Reproduce the records below word for word, leaving out the pictures.

(Dataset entries)

^^^^

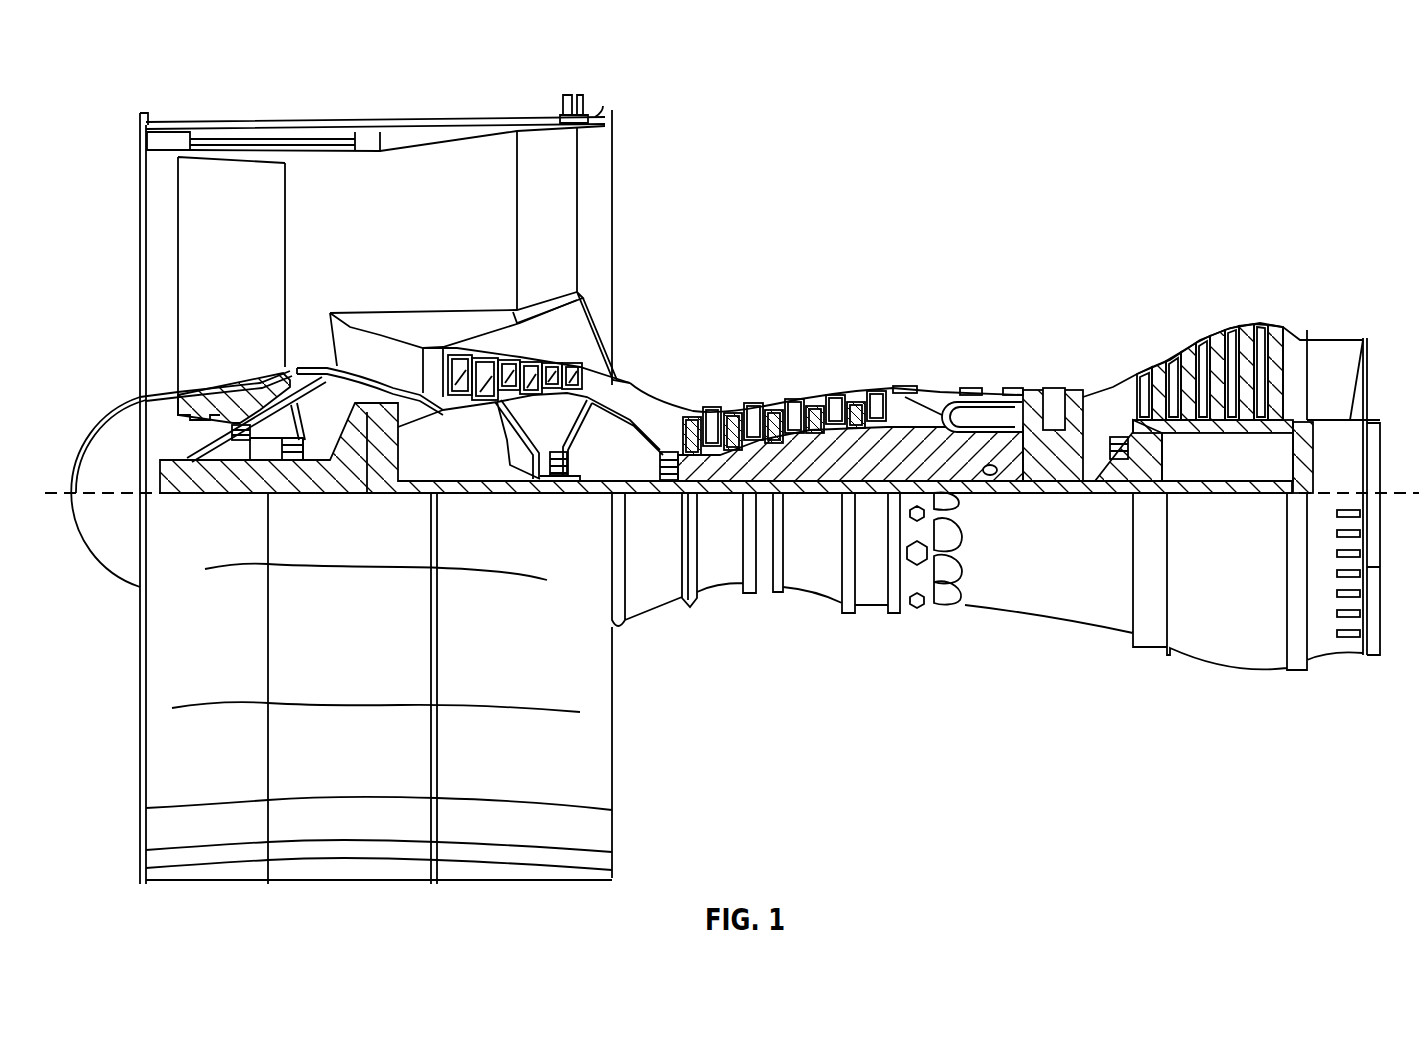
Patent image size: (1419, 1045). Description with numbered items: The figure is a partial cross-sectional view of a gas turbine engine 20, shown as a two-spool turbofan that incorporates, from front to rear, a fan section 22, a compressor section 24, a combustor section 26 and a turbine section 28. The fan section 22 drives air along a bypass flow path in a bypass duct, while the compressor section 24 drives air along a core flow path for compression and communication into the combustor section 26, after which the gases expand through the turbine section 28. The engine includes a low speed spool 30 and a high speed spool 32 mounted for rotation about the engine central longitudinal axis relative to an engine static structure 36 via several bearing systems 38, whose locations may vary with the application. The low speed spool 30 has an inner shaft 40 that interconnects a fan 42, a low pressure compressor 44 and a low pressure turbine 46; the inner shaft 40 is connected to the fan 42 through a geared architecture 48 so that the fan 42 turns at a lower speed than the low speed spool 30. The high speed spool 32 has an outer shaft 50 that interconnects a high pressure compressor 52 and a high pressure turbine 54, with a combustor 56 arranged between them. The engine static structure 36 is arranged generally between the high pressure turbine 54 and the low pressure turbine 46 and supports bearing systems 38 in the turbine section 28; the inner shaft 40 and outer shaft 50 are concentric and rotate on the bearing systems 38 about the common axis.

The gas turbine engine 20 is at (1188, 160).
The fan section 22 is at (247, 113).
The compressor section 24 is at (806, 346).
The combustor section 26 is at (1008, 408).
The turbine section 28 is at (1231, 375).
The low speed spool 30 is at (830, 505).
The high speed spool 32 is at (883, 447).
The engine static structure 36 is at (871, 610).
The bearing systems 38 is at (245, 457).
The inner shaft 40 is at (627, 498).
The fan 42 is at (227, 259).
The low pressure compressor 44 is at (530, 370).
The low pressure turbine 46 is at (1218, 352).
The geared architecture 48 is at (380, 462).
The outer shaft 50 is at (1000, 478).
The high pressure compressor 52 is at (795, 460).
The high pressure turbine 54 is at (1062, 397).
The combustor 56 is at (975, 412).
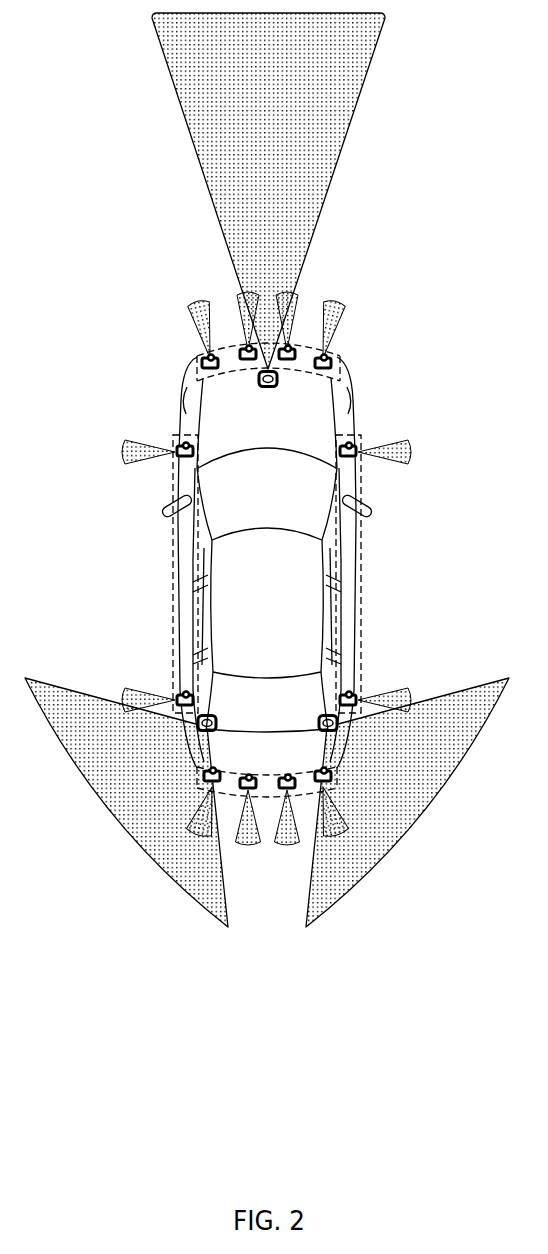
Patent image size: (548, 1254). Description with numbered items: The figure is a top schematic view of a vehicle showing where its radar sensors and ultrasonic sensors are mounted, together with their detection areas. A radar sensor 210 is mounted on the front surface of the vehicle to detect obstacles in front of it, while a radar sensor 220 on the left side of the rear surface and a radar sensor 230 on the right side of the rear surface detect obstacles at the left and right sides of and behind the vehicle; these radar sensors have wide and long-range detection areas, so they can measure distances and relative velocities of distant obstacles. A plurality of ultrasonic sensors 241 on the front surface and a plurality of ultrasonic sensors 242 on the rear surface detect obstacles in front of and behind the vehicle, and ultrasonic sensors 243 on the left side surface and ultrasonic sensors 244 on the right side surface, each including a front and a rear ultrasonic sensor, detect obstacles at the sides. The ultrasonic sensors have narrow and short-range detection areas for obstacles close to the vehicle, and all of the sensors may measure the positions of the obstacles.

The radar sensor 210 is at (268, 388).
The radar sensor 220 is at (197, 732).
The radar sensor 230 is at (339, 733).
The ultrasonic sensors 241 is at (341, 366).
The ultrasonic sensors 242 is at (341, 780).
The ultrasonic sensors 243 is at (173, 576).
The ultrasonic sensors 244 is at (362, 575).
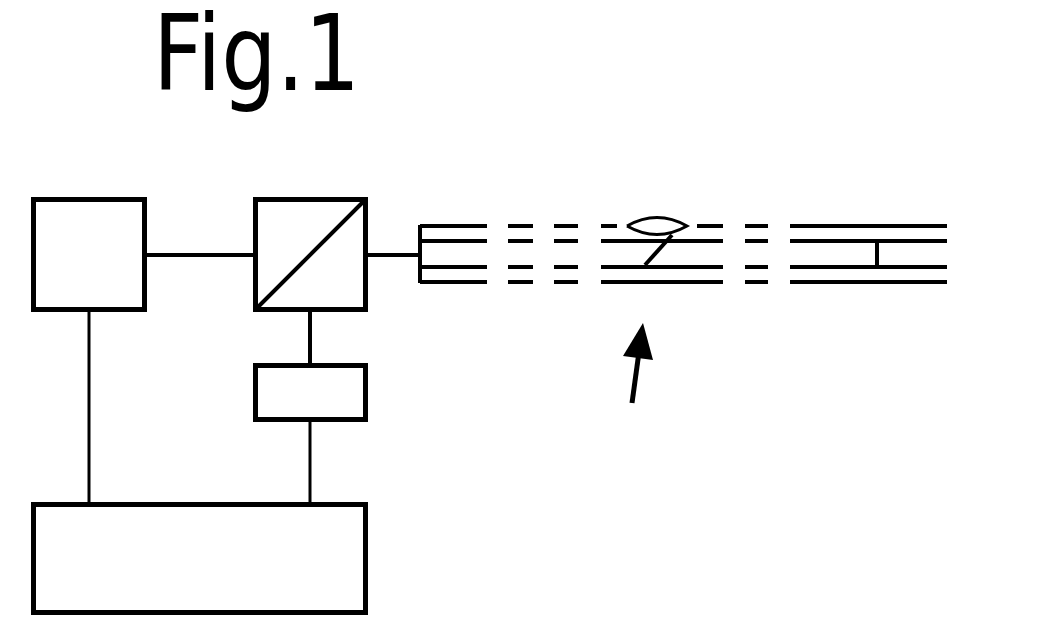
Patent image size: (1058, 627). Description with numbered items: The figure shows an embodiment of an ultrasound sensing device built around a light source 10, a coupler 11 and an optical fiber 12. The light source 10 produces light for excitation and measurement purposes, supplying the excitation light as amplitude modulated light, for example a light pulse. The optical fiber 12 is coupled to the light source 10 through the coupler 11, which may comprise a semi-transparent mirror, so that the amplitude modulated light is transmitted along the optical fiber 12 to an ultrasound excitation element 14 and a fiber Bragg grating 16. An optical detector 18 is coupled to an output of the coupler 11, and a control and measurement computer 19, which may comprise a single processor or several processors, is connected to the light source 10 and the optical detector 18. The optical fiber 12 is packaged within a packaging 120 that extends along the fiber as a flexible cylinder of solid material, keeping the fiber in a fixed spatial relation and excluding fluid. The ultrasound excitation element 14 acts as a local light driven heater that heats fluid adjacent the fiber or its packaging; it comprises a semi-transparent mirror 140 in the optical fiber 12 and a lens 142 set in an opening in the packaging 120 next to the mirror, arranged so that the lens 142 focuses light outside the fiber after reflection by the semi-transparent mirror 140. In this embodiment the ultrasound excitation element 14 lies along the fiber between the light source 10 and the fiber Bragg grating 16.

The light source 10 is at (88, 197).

^^^^

Exercise response:
Patent image size: (1419, 1045). Description with numbered items: The figure is a partial cross-sectional view of a gas turbine engine 20, shown as a two-spool turbofan that incorporates, from front to rear, a fan section 22, a compressor section 24, a combustor section 26 and a turbine section 28. The fan section 22 drives air along a bypass flow path in a bypass duct, while the compressor section 24 drives air along a core flow path for compression and communication into the combustor section 26, after which the gases expand through the turbine section 28. The engine includes a low speed spool 30 and a high speed spool 32 mounted for rotation about the engine central longitudinal axis relative to an engine static structure 36 via several bearing systems 38, whose locations may vary with the application. The low speed spool 30 has an inner shaft 40 that interconnects a fan 42, a low pressure compressor 44 and a low pressure turbine 46; the inner shaft 40 is connected to the fan 42 through a geared architecture 48 so that the fan 42 turns at a lower speed than the low speed spool 30. The high speed spool 32 has an outer shaft 50 that interconnects a high pressure compressor 52 and a high pressure turbine 54, with a combustor 56 arranged between them. The engine static structure 36 is arranged generally between the high pressure turbine 54 and the low pressure turbine 46 and supports bearing systems 38 in the turbine section 28; the inner shaft 40 and outer shaft 50 are concentric and rotate on the bearing systems 38 about the common axis.

The gas turbine engine 20 is at (1188, 160).
The fan section 22 is at (247, 113).
The compressor section 24 is at (806, 346).
The combustor section 26 is at (1008, 408).
The turbine section 28 is at (1231, 375).
The low speed spool 30 is at (830, 505).
The high speed spool 32 is at (883, 447).
The engine static structure 36 is at (871, 610).
The bearing systems 38 is at (245, 457).
The inner shaft 40 is at (627, 498).
The fan 42 is at (227, 259).
The low pressure compressor 44 is at (530, 370).
The low pressure turbine 46 is at (1218, 352).
The geared architecture 48 is at (380, 462).
The outer shaft 50 is at (1000, 478).
The high pressure compressor 52 is at (795, 460).
The high pressure turbine 54 is at (1062, 397).
The combustor 56 is at (975, 412).
Patent image size: (548, 1254). Description with numbered items: The figure is a top schematic view of a vehicle showing where its radar sensors and ultrasonic sensors are mounted, together with their detection areas. A radar sensor 210 is mounted on the front surface of the vehicle to detect obstacles in front of it, while a radar sensor 220 on the left side of the rear surface and a radar sensor 230 on the right side of the rear surface detect obstacles at the left and right sides of and behind the vehicle; these radar sensors have wide and long-range detection areas, so they can measure distances and relative velocities of distant obstacles. A plurality of ultrasonic sensors 241 on the front surface and a plurality of ultrasonic sensors 242 on the rear surface detect obstacles in front of and behind the vehicle, and ultrasonic sensors 243 on the left side surface and ultrasonic sensors 244 on the right side surface, each including a front and a rear ultrasonic sensor, detect obstacles at the sides. The ultrasonic sensors have narrow and short-range detection areas for obstacles close to the vehicle, and all of the sensors may measure the positions of the obstacles.

The radar sensor 210 is at (268, 388).
The radar sensor 220 is at (197, 732).
The radar sensor 230 is at (339, 733).
The ultrasonic sensors 241 is at (341, 366).
The ultrasonic sensors 242 is at (341, 780).
The ultrasonic sensors 243 is at (173, 576).
The ultrasonic sensors 244 is at (362, 575).
Patent image size: (1058, 627). Description with numbered items: The figure shows an embodiment of an ultrasound sensing device built around a light source 10, a coupler 11 and an optical fiber 12. The light source 10 produces light for excitation and measurement purposes, supplying the excitation light as amplitude modulated light, for example a light pulse. The optical fiber 12 is coupled to the light source 10 through the coupler 11, which may comprise a semi-transparent mirror, so that the amplitude modulated light is transmitted along the optical fiber 12 to an ultrasound excitation element 14 and a fiber Bragg grating 16. An optical detector 18 is coupled to an output of the coupler 11, and a control and measurement computer 19, which may comprise a single processor or several processors, is connected to the light source 10 and the optical detector 18. The optical fiber 12 is packaged within a packaging 120 that extends along the fiber as a flexible cylinder of solid material, keeping the fiber in a fixed spatial relation and excluding fluid. The ultrasound excitation element 14 acts as a local light driven heater that heats fluid adjacent the fiber or its packaging; it comprises a semi-transparent mirror 140 in the optical fiber 12 and a lens 142 set in an opening in the packaging 120 next to the mirror, arranged so that the lens 142 focuses light outside the fiber after reflection by the semi-transparent mirror 140. In this embodiment the ultrasound excitation element 14 lies along the fiber between the light source 10 and the fiber Bragg grating 16.

The light source 10 is at (88, 197).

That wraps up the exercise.